Start of Available data

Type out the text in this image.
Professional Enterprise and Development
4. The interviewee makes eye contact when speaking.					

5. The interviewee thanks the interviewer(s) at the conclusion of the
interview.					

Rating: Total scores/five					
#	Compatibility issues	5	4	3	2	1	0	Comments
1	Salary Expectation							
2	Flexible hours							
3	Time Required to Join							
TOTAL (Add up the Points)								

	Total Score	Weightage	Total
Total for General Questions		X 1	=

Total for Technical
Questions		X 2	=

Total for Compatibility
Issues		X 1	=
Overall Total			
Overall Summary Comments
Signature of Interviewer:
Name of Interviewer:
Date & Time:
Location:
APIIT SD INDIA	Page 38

End of Available data

§ To do
Output the entries verbatim.

§ Answer to the exercise
Type out the text in this image.
Professional Enterprise and Development
4. The interviewee makes eye contact when speaking.					

5. The interviewee thanks the interviewer(s) at the conclusion of the
interview.					

Rating: Total scores/five					
#	Compatibility issues	5	4	3	2	1	0	Comments
1	Salary Expectation							
2	Flexible hours							
3	Time Required to Join							
TOTAL (Add up the Points)								

	Total Score	Weightage	Total
Total for General Questions		X 1	=

Total for Technical
Questions		X 2	=

Total for Compatibility
Issues		X 1	=
Overall Total			
Overall Summary Comments
Signature of Interviewer:
Name of Interviewer:
Date & Time:
Location:
APIIT SD INDIA	Page 38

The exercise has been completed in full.